“God has not been trying an experiment on my faith or love in order to find out their quality. He knew it already. It was I who didn’t. In this trial He makes us occupy the dock, the witness box, and the bench all at once. He always knew that my temple was a house of cards. His only way of making me realize the fact was to knock it down.” -CS Lewis
Just saw this quote while I’m digging into all of me to wrap up this manuscript and man. This hit. (Yep. My book comes out in six weeks and I’m still rewriting because, well, I’m me and it didn’t feel done yet. #stressfordays). This quote could easily be the foundation of everything God’s done in my life, specifically through Chasing Dandelions.
I woke up from a nightmare last spring where I’d had to watch the man I felt I was half in love with find someone. I’d woken up from the dream fighting feelings of anger and jealousy. “Please God don’t make me watch him find someone else,” I’d prayed, desperately. “Please don’t let him introduce me to someone or me introduce him to someone. Please, please be fair to me, God. Not again.” That was by far my worst fear, nearly two months after having shared my feelings with him. I was anything but over it.

## DIRECTIVES
(A) In the quotation that opens the post about faith and rewriting a manuscript, God makes us occupy three places at once. List them.
(B) Answer these about the post on faith and rewriting a manuscript:
(i) How many weeks remain until the writer's book comes out?
(ii) Specifically through what does the writer say God has done everything in their life?
(iii) How long after sharing their feelings with the man did the writer have the nightmare?

## MATERIAL SHOWN
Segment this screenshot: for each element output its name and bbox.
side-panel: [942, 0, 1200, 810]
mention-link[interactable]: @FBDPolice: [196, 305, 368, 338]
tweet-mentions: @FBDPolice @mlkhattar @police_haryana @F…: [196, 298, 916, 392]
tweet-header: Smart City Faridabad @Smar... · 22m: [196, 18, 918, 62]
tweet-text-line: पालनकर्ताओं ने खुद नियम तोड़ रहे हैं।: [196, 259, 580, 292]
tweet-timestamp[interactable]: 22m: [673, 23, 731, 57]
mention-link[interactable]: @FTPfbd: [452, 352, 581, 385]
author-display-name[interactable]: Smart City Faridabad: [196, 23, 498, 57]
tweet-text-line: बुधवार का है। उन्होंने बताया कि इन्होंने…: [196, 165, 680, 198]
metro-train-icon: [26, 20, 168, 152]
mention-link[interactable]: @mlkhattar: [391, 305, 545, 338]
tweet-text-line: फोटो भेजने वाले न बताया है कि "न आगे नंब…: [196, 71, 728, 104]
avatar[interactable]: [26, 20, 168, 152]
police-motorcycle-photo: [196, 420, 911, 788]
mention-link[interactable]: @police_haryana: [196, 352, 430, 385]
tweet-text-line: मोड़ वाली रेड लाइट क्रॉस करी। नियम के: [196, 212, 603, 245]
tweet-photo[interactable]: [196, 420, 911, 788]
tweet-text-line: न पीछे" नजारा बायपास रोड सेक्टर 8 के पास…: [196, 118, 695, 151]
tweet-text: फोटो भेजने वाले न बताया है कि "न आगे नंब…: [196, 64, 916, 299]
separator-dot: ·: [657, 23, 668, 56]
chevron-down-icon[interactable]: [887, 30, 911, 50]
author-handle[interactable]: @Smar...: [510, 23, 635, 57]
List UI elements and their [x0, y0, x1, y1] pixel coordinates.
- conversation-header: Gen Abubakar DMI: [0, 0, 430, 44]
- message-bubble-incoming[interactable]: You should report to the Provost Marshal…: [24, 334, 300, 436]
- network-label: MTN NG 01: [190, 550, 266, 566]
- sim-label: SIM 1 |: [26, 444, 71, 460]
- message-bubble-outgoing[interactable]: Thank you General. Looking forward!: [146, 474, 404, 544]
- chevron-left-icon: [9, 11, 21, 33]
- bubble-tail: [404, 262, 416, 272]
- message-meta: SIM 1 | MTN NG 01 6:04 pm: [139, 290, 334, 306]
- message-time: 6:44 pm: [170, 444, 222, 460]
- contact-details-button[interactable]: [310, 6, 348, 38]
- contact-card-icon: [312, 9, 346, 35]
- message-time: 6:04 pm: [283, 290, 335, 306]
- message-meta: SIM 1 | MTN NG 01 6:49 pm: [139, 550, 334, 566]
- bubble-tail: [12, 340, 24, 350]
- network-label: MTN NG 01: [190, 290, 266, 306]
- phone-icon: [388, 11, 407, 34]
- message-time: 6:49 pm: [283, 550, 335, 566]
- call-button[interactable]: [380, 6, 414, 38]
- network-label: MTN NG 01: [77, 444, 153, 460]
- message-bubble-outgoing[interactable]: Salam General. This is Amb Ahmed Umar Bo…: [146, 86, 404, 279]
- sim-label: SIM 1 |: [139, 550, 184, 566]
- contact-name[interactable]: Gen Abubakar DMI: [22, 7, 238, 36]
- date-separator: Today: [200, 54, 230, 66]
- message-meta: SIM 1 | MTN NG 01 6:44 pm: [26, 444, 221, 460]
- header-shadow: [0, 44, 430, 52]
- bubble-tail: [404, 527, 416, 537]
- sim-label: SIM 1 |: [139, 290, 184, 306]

## RESPONSES
(A) the dock, the witness box, the bench

(B)
(i) Six weeks.
(ii) Chasing Dandelions.
(iii) Nearly two months.